[Textauszug]

---*---

Das Zentralorgan für Sozialneid und Unfrieden schlagzeilte am 11. Juli dieses Jahres auf der ersten Seite mit einer Frage: „Wann bin ich reich, wann bin ich arm?“. Und es verwies in der Unterzeile auf die achte Seite, auf der man erführe, „welche Altersgruppe das meiste Geld hat“. Mir ist wumpe, ob es bereits unter Säuglingen Millionäre gibt, wie es auch eine Binse ist, dass hierzulande ganz, ganz Wenige sehr, sehr viel besitzen und sehr, sehr Viele nichts haben. Das jedoch hat weniger mit dem Alter als mit Klassenzugehörigkeit und Kapitalismus zu tun. Um dieses leidige Thema abzuschließen, sei noch verraten, dass auf jener Innenseite ein – vermutlich gut bestallter – Redakteur in einer Tabelle kommentarlos mitteilte, dass fünf Prozent der Deutschen mehr als 11.778 Euro Gehalt im Monat bezögen – hingegen verdienten 20 Prozent 1.265 Euro brutto und darunter.
Ist das Monatseinkommen einer alleinlebenden Person geringer als 1.378 Euro netto, gilt man in Deutschland offiziell als arm. Das stand natürlich nicht dabei.
Die UN legt die Armutsgrenze auf 2,15 Dollar pro Tag fest: Wer weniger am Tag für Nahrung, Kleidung und andere existentielle Dinge ausgeben kann, weil er nicht mehr hat, gilt als arm. Es gibt auch andere Definitionen, die gehen von 3,65 Dollar aus. Einig hingegen ist man sich, dass rund zwanzig Prozent der Weltbevölkerung arm sind und jeder zehnte Erdenbürger hungert. Und dass deren Zahl seit Jahren wächst. Sie wäre aber noch erheblich größer, wenn die Volksrepublik China nicht 800 Millionen Chinesen aus der Armut geholt hätte.

---*---

[Datenzeilen]
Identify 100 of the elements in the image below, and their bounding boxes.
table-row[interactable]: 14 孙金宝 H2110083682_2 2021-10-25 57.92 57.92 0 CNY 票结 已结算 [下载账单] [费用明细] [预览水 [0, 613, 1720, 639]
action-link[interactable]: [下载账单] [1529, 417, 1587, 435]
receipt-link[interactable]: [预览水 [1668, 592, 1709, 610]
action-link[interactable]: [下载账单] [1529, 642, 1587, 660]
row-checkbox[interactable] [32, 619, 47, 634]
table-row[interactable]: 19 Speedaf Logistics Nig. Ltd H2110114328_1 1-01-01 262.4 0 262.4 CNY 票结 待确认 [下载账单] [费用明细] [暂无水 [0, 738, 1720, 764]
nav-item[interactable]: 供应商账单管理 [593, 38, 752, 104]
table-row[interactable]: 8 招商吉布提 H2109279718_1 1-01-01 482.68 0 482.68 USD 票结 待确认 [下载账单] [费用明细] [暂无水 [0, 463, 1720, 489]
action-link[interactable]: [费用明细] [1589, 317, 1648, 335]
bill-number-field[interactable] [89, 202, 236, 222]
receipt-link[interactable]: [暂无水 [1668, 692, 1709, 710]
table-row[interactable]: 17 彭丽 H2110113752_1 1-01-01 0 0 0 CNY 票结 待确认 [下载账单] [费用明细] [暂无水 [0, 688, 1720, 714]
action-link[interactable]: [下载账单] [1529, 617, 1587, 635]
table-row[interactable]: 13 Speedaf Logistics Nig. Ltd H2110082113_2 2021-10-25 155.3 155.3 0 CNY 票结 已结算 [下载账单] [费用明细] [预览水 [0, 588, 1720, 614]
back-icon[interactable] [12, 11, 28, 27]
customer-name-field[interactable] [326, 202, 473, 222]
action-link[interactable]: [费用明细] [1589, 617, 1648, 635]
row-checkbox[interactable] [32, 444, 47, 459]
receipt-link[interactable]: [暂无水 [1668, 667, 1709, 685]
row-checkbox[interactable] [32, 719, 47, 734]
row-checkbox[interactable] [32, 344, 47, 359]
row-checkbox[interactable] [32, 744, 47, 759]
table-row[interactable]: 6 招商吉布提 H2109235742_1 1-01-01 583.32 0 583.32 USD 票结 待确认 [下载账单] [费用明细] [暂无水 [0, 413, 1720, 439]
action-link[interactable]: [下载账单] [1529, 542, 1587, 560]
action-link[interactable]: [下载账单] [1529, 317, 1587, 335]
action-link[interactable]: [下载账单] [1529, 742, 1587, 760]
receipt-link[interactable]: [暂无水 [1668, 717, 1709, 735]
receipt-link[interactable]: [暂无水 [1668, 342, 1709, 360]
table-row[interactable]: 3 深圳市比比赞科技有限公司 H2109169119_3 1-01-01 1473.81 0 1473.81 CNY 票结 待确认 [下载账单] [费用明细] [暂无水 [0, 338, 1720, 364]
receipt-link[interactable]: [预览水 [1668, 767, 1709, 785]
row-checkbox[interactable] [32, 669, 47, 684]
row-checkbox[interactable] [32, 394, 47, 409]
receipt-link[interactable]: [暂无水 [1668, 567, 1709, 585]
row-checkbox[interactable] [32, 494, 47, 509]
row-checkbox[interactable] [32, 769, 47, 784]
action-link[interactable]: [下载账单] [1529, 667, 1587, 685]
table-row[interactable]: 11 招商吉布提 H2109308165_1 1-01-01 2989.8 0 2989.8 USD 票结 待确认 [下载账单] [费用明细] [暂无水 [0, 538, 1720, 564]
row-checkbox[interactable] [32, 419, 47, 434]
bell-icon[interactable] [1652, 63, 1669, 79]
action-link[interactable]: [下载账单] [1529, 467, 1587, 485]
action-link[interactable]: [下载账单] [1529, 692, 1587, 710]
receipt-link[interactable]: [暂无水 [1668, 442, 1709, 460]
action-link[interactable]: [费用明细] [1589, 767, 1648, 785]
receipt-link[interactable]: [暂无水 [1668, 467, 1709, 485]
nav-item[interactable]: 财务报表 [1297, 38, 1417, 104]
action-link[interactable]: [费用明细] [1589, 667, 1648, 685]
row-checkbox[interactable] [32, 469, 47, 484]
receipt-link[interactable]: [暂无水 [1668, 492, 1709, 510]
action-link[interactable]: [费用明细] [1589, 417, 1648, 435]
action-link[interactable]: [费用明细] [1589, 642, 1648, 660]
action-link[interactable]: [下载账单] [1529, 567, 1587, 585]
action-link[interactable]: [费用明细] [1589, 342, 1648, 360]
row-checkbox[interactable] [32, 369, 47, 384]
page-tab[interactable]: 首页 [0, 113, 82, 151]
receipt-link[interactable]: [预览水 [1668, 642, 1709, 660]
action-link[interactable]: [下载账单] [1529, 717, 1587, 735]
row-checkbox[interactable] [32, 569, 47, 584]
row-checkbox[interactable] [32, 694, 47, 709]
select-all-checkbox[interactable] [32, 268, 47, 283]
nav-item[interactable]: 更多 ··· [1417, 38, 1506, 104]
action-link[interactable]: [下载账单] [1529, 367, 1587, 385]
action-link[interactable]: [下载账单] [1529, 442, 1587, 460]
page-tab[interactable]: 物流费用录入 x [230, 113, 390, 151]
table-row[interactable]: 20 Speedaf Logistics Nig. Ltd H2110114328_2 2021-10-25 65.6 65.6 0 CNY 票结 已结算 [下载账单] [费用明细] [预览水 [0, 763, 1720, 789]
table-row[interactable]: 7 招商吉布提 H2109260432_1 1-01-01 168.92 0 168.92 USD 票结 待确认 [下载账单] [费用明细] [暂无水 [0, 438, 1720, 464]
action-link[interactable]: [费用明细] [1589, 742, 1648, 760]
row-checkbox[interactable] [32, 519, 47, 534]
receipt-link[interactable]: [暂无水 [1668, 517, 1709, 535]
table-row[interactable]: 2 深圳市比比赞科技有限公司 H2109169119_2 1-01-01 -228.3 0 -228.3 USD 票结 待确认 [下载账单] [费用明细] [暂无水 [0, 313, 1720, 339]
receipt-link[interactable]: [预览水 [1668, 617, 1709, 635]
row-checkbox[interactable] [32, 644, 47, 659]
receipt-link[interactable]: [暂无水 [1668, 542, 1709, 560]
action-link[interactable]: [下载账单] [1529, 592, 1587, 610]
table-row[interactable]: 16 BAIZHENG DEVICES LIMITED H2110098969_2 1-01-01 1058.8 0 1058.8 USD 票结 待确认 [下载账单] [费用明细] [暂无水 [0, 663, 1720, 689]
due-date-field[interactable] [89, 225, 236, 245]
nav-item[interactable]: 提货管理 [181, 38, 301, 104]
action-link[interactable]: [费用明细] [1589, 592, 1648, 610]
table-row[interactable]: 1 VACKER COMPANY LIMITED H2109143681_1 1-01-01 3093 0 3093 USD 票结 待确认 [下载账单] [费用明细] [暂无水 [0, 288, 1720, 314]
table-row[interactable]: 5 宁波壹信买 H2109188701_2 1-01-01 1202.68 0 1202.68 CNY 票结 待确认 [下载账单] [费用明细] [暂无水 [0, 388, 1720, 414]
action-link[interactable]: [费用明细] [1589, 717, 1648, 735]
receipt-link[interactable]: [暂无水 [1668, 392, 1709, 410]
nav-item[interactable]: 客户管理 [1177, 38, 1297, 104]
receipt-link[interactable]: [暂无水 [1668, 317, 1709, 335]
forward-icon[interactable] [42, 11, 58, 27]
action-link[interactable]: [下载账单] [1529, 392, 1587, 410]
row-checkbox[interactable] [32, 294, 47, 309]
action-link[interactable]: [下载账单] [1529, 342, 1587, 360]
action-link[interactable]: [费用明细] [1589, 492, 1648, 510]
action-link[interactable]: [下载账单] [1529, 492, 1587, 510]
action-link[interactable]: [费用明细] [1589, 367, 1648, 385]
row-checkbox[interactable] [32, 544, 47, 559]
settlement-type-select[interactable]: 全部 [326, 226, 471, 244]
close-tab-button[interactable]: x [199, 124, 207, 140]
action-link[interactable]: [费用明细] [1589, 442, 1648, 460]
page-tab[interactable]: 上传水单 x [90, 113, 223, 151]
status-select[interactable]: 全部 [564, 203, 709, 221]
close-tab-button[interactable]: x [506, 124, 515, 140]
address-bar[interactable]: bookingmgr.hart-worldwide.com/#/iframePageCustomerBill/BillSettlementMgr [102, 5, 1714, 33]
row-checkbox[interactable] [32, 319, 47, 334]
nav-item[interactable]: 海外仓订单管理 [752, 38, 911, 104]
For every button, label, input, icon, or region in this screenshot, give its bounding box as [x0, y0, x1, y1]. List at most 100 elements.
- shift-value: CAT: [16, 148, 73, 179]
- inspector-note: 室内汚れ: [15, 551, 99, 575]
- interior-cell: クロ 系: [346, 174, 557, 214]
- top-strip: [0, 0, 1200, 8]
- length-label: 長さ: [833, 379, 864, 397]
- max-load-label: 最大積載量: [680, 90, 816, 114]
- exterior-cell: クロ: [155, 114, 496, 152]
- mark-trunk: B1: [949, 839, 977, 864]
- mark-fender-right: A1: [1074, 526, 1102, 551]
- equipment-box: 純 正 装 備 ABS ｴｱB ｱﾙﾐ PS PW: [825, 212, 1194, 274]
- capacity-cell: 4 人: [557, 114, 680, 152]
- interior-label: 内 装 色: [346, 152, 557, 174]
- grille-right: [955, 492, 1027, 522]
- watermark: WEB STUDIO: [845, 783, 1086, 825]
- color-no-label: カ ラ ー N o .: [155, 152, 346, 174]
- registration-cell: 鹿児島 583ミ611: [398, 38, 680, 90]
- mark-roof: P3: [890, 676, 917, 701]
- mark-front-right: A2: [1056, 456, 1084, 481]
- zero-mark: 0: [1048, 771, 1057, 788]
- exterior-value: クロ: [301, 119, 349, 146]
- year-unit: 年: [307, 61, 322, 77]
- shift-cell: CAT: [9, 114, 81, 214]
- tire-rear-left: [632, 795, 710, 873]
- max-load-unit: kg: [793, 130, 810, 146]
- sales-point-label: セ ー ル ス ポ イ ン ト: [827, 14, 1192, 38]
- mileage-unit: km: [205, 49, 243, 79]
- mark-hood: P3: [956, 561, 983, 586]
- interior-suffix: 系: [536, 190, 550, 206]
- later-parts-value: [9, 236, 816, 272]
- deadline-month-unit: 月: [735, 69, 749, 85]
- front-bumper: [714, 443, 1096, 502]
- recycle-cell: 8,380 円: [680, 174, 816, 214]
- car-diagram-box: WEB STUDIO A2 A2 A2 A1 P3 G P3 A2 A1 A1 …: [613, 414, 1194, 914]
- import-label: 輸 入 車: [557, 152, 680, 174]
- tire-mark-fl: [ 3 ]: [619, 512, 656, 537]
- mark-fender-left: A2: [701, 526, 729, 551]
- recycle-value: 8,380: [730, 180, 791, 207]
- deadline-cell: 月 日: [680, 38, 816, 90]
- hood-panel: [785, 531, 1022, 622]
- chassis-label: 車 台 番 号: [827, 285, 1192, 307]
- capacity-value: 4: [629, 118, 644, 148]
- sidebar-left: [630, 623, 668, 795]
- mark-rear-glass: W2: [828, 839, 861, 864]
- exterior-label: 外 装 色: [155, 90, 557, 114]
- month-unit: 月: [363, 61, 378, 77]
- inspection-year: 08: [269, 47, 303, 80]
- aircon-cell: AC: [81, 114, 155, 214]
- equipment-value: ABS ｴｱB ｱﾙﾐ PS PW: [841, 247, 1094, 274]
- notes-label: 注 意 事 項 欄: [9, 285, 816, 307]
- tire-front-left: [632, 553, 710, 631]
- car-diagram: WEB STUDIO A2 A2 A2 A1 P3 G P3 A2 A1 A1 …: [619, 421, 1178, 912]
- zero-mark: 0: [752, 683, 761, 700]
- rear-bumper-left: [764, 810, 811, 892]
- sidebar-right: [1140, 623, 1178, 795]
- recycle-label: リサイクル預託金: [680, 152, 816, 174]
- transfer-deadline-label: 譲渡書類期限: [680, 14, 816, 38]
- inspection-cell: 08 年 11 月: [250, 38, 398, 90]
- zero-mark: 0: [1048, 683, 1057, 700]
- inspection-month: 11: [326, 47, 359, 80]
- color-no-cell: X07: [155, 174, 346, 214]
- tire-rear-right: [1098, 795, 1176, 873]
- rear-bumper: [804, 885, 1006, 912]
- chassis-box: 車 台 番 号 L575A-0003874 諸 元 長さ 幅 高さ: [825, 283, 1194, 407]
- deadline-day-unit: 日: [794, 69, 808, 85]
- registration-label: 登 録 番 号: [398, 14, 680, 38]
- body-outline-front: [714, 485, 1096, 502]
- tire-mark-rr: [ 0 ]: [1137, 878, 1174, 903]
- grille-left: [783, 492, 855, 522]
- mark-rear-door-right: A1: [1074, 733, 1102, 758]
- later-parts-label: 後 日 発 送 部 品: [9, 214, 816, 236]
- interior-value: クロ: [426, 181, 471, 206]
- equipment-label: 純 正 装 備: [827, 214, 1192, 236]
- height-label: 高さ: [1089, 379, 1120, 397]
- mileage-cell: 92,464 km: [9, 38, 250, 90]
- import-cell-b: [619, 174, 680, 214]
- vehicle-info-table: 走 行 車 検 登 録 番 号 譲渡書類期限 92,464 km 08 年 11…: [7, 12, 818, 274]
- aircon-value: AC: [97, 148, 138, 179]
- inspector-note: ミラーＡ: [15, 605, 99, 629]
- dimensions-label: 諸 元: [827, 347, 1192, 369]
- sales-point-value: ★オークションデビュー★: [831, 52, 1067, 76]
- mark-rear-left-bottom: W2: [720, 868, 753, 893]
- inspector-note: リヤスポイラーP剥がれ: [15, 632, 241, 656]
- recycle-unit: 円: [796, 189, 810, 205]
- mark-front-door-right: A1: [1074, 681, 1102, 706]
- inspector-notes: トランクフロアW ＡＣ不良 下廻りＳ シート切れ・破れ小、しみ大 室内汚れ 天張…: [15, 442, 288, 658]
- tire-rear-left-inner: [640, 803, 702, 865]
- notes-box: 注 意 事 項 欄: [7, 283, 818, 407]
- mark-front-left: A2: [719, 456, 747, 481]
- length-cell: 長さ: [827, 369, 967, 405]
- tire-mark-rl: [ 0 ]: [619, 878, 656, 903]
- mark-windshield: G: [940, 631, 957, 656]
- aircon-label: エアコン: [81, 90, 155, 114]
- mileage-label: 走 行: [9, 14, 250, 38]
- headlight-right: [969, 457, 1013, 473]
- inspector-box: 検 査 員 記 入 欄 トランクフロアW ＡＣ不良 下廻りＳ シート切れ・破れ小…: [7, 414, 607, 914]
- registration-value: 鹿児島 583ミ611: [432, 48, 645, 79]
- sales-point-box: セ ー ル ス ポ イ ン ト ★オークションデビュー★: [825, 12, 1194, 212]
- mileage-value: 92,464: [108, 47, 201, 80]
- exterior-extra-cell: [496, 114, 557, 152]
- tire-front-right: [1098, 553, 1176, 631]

---*---

[Arbeitsauftrag 1]
Bei welchem Tagesbetrag legt die UN laut Textauszug die Armutsgrenze fest?
[Arbeitsauftrag 2]
Übernimm aus dem Textauszug wortgetreu die Passage von „Die UN legt“ bis „Armut geholt hätte.“.
[Arbeitsauftrag 3]
Fasse den Textauszug in zwei Sätzen zusammen.
Die Auflistung stammt aus einer anderen Quelle als der Textauszug.

[Lösung 1]
Bei 2,15 Dollar pro Tag.

[Lösung 2]
Die UN legt die Armutsgrenze auf 2,15 Dollar pro Tag fest: Wer weniger am Tag für Nahrung, Kleidung und andere existentielle Dinge ausgeben kann, weil er nicht mehr hat, gilt als arm. Es gibt auch andere Definitionen, die gehen von 3,65 Dollar aus. Einig hingegen ist man sich, dass rund zwanzig Prozent der Weltbevölkerung arm sind und jeder zehnte Erdenbürger hungert. Und dass deren Zahl seit Jahren wächst. Sie wäre aber noch erheblich größer, wenn die Volksrepublik China nicht 800 Millionen Chinesen aus der Armut geholt hätte.

[Lösung 3]
Der Textauszug bemängelt, dass eine Titelseite vom 11. Juli nach Reichtum und Armut fragte und im Innenteil Gehaltszahlen ohne Hinweis auf die offizielle deutsche Armutsgrenze von 1.378 Euro netto für Alleinlebende nannte, obwohl Reichtum eher mit Klassenzugehörigkeit und Kapitalismus als mit dem Alter zu tun habe. Nach der UN-Definition gilt als arm, wer weniger als 2,15 Dollar pro Tag ausgeben kann; rund zwanzig Prozent der Weltbevölkerung sind arm, jeder zehnte Mensch hungert, und diese Zahl wächst seit Jahren, wäre aber ohne die 800 Millionen Chinesen, die China aus der Armut geholt hat, noch erheblich größer.